Texto ::
──────────
Perfis alinhados à direita dominam discussão sobre pautas conservadoras com folga

Por: FGV ECMI

 

Por: FGV ECMI

 

  • Entre os debates sobre aborto, drogas e “saidinhas”, perspectiva de oposição ao governo registrou protagonismo especialmente no X e no Facebook . No Instagram, debate tendeu a um maior equilíbrio; 
  • No recorte parlamentar, o protagonismo da direita é ainda mais marcado do que no debate mais amplo, com distância notória em termos de engajamento em relação aos demais campos políticos; 
  •  A discussão sobre as “saidinhas” foi o tema de maior volume desde o início do ano, com forte campanha para extinguir o benefício a detentos. Mortes de policiais foram utilizadas como argumentos-chave.
──────────
Informações fornecidas ::

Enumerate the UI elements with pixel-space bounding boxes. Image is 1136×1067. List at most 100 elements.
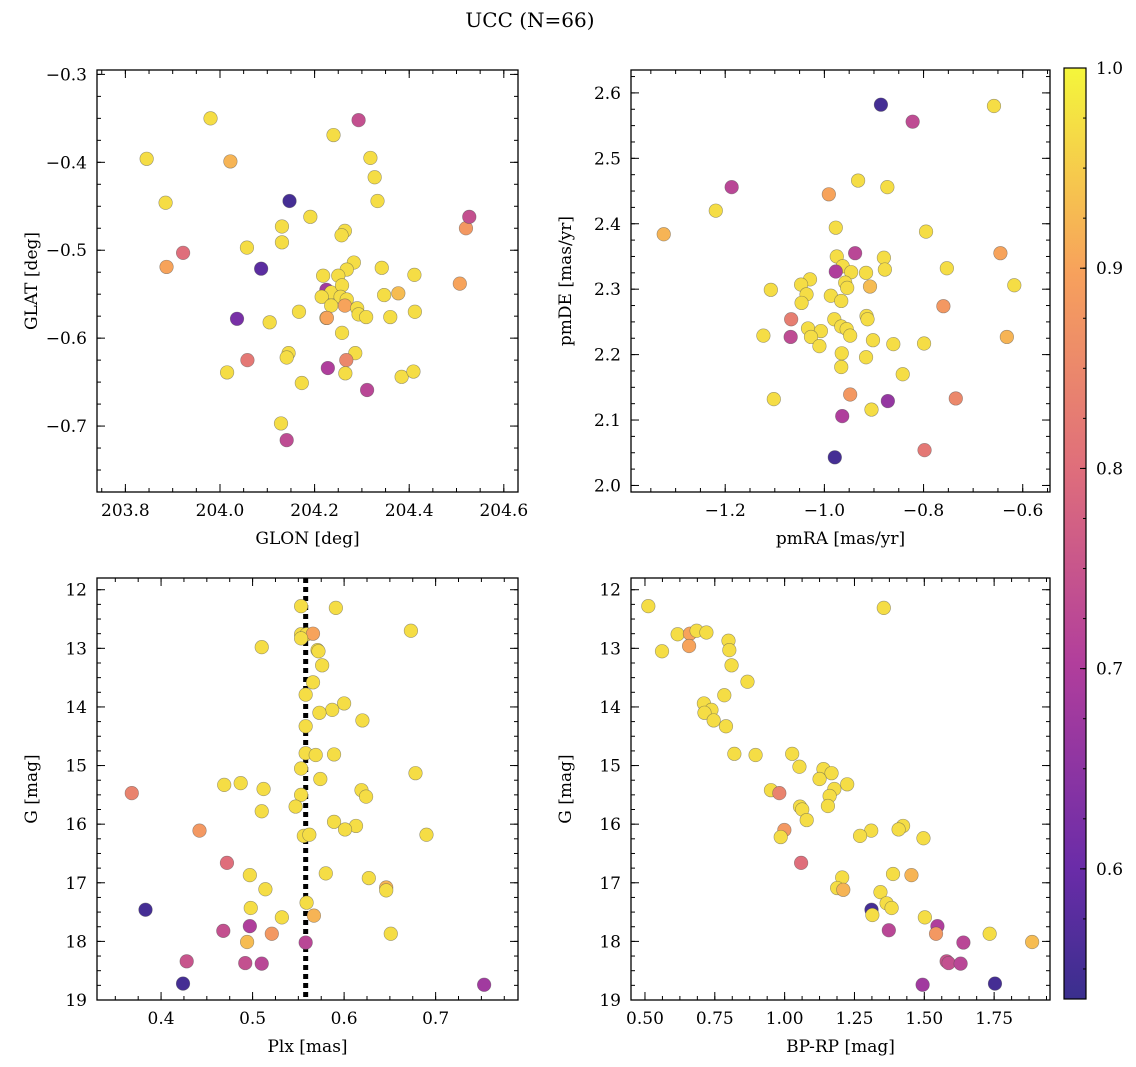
──────────
Problema proposto :: Atualize, por favor, um trecho do texto sobre pautas conservadoras: reescreva a parte que começa nas palavras "Perfis alinhados à" e para depois de "utilizadas como argumentos-chave.", substituindo "Instagram" por "Threads".

Resultado da tarefa ::
Perfis alinhados à direita dominam discussão sobre pautas conservadoras com folga

Por: FGV ECMI

 

Por: FGV ECMI

 

  • Entre os debates sobre aborto, drogas e “saidinhas”, perspectiva de oposição ao governo registrou protagonismo especialmente no X e no Facebook . No Threads, debate tendeu a um maior equilíbrio; 
  • No recorte parlamentar, o protagonismo da direita é ainda mais marcado do que no debate mais amplo, com distância notória em termos de engajamento em relação aos demais campos políticos; 
  •  A discussão sobre as “saidinhas” foi o tema de maior volume desde o início do ano, com forte campanha para extinguir o benefício a detentos. Mortes de policiais foram utilizadas como argumentos-chave.